From the entries below, please gather each line containing the string "publish".

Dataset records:
----------------------------------------

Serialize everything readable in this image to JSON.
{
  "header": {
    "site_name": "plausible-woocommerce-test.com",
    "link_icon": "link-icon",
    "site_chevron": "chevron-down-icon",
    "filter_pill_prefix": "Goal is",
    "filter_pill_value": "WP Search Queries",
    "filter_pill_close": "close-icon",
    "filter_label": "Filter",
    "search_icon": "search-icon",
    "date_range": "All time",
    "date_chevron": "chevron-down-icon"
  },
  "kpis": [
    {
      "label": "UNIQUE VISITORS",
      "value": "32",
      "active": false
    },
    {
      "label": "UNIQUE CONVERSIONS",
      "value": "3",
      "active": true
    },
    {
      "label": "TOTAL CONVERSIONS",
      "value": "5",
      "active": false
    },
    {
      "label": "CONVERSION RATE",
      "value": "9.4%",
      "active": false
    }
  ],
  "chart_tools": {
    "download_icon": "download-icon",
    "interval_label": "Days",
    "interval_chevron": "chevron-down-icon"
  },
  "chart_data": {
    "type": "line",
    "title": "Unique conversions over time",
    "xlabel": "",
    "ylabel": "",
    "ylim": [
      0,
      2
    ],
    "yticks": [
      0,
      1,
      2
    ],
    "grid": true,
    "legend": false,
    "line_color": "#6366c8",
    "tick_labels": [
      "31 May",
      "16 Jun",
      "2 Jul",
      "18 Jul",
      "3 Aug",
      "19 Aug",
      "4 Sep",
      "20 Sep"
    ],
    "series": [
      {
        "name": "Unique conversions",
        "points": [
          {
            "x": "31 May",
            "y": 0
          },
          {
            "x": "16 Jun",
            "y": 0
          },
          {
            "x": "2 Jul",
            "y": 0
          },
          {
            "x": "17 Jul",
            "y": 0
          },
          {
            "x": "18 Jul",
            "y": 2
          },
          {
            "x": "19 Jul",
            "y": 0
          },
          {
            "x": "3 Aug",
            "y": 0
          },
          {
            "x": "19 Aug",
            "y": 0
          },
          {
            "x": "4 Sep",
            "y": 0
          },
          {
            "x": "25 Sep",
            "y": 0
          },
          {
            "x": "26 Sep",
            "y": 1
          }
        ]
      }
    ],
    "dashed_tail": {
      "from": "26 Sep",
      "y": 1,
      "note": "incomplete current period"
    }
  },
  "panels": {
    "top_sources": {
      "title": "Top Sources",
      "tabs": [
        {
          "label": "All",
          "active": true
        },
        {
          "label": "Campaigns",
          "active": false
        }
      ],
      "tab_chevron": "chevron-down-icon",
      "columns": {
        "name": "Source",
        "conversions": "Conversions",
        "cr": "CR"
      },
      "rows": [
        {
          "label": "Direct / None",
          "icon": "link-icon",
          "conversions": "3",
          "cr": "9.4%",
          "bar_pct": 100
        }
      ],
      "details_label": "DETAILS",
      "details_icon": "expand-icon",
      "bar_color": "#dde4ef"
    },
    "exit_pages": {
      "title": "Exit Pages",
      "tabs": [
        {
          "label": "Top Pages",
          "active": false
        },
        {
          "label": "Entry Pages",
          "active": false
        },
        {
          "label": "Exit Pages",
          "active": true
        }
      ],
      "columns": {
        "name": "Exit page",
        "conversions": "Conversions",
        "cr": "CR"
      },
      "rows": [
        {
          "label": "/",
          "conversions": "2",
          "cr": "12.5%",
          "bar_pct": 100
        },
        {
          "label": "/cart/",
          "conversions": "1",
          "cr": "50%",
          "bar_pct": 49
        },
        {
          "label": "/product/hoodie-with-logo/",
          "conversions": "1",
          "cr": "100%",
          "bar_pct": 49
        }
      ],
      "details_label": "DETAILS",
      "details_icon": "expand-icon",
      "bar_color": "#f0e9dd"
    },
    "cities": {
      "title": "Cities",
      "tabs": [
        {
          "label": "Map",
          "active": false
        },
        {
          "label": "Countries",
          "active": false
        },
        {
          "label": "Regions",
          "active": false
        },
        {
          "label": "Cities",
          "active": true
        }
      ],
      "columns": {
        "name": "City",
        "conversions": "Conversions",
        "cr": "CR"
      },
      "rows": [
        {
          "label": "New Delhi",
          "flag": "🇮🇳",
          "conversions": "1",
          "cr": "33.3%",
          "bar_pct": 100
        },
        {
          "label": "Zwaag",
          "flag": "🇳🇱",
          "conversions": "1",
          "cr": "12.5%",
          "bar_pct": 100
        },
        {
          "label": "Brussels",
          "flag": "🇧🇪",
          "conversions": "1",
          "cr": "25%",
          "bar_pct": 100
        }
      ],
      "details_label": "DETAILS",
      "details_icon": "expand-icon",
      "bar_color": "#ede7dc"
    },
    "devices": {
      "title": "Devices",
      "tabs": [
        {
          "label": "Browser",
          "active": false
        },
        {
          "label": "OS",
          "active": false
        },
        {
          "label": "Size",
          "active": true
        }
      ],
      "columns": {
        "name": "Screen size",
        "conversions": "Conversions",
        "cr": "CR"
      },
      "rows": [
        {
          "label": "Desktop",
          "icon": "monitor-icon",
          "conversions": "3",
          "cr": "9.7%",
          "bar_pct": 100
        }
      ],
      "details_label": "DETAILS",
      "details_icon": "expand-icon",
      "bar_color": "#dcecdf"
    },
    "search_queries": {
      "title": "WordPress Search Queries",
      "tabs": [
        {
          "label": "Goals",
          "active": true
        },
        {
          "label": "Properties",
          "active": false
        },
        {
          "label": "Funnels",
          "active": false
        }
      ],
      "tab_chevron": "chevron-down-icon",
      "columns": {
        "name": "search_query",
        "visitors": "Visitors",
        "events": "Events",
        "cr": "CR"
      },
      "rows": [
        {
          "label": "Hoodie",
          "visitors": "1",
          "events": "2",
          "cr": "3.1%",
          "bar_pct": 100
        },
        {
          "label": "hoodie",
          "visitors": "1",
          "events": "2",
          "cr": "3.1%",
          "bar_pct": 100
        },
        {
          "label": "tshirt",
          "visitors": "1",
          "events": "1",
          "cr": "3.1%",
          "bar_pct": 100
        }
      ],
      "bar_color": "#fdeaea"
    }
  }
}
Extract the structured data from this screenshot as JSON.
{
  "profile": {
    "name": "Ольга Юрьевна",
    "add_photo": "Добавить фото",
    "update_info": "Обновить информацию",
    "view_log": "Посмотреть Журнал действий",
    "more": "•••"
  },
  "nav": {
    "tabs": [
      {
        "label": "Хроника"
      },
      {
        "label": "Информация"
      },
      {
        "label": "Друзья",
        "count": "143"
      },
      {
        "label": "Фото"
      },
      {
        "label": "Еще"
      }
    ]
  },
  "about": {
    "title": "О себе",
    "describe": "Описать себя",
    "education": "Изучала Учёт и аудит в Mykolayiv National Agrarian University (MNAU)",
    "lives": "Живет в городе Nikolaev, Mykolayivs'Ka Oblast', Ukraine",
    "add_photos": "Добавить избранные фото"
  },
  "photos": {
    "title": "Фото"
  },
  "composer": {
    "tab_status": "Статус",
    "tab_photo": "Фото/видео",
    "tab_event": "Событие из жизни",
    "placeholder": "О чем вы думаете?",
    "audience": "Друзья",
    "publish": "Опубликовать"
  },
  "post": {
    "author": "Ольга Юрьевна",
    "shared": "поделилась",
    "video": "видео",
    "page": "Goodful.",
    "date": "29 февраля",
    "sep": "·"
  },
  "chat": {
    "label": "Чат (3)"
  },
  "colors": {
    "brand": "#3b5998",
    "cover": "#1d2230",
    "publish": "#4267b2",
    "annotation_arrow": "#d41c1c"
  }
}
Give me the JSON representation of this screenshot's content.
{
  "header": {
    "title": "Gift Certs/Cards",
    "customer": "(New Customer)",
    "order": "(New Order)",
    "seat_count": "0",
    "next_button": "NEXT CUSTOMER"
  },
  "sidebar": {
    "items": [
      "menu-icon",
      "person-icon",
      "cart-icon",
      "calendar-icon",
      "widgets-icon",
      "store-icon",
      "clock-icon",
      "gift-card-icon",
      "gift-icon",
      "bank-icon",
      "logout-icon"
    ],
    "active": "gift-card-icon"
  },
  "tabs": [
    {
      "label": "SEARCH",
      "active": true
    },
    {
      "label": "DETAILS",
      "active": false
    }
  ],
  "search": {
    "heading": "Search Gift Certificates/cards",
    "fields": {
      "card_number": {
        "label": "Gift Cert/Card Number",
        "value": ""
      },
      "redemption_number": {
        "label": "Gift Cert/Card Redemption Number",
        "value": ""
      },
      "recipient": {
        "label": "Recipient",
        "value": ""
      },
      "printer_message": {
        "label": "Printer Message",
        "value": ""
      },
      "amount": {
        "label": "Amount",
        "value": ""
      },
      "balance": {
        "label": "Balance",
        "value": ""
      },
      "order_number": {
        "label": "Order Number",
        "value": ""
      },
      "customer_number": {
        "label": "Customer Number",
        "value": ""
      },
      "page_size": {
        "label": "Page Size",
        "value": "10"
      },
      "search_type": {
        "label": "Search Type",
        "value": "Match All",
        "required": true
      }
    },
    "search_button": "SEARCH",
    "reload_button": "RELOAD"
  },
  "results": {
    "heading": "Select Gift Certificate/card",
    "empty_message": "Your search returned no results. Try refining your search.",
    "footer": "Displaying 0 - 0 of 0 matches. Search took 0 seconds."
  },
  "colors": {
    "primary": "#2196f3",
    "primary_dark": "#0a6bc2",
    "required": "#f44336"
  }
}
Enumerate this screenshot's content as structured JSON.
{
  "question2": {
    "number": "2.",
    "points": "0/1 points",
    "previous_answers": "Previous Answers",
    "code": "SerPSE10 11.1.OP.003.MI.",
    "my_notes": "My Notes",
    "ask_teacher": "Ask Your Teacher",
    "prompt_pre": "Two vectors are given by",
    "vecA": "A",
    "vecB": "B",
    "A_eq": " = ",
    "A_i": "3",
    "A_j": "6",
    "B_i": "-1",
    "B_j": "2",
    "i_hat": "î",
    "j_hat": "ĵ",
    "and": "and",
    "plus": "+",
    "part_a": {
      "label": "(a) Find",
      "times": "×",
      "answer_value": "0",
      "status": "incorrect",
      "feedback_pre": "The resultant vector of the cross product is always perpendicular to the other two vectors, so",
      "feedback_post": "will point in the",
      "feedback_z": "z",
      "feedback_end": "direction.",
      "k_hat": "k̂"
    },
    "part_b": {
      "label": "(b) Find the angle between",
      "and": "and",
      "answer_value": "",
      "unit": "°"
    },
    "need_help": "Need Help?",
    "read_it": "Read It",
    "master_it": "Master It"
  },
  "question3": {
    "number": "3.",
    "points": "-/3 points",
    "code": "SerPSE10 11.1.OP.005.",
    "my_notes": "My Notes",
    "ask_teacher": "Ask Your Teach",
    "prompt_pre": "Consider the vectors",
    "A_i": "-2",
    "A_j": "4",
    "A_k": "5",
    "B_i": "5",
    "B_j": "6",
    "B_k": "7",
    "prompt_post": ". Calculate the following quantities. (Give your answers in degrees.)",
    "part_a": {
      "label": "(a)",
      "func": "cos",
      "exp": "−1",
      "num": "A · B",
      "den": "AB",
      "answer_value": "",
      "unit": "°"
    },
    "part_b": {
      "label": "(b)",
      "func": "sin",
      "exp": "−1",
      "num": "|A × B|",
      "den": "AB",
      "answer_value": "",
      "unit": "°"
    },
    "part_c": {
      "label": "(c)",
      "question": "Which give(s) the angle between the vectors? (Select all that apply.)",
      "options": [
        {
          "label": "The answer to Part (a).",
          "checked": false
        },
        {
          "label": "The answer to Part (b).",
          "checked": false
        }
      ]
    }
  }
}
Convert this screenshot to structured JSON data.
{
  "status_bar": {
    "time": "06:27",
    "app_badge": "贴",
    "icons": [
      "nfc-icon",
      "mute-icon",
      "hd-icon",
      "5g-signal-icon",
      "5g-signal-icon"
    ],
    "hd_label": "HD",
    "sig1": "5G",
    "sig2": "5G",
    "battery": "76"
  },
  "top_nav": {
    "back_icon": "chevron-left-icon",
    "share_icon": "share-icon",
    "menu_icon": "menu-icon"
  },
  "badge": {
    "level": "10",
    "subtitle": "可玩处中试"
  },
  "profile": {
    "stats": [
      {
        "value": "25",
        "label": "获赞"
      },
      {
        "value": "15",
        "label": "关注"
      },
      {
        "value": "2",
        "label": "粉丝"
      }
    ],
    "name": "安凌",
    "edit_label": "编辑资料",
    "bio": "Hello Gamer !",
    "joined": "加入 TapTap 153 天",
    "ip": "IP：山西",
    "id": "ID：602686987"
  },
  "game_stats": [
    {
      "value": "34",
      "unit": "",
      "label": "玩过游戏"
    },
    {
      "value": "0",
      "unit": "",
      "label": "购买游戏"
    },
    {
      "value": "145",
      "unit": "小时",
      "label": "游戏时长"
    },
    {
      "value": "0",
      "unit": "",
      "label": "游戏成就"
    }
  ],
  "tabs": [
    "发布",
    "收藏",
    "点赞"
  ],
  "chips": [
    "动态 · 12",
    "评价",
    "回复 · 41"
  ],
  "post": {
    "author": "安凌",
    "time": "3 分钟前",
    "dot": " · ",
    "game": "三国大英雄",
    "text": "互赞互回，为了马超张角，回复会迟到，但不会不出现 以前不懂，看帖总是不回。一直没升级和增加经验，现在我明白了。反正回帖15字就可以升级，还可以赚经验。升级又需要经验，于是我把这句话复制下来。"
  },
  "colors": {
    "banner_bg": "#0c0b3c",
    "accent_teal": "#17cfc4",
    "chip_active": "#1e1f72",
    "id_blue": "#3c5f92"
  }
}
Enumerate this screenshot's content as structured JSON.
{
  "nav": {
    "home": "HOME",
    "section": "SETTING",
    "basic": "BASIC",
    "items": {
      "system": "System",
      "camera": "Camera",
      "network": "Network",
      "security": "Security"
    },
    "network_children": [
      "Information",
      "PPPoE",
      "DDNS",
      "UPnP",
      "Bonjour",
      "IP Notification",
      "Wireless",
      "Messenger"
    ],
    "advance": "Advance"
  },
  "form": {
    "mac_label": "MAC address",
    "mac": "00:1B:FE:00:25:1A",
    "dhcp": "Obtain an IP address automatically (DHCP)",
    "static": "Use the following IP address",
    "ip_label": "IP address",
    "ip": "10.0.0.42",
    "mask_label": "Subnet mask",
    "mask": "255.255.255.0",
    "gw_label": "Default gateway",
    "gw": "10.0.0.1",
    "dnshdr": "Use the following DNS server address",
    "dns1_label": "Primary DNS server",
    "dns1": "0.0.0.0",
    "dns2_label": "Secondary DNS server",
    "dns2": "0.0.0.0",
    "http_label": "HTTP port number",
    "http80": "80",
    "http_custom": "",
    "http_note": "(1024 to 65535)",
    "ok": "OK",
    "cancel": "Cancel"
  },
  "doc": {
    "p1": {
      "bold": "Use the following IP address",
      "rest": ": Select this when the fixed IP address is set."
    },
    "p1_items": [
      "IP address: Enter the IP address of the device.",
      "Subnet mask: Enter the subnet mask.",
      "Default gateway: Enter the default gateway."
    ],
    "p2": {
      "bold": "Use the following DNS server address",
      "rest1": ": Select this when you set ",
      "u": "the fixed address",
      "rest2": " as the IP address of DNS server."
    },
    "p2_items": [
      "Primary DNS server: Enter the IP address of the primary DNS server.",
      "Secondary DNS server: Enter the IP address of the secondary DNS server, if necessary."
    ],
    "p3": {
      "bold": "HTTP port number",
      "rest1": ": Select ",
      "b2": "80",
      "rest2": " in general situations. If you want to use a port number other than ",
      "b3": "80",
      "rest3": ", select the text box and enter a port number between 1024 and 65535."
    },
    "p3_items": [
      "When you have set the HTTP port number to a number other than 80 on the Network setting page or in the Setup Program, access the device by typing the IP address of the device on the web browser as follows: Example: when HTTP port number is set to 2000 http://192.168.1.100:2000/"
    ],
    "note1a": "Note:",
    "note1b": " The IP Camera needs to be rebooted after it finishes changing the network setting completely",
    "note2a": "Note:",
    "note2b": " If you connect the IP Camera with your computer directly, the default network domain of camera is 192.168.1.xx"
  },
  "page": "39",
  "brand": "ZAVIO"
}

----------------------------------------

→ FULL OUTPUT:
    "publish": "Опубликовать"
    "publish": "#4267b2",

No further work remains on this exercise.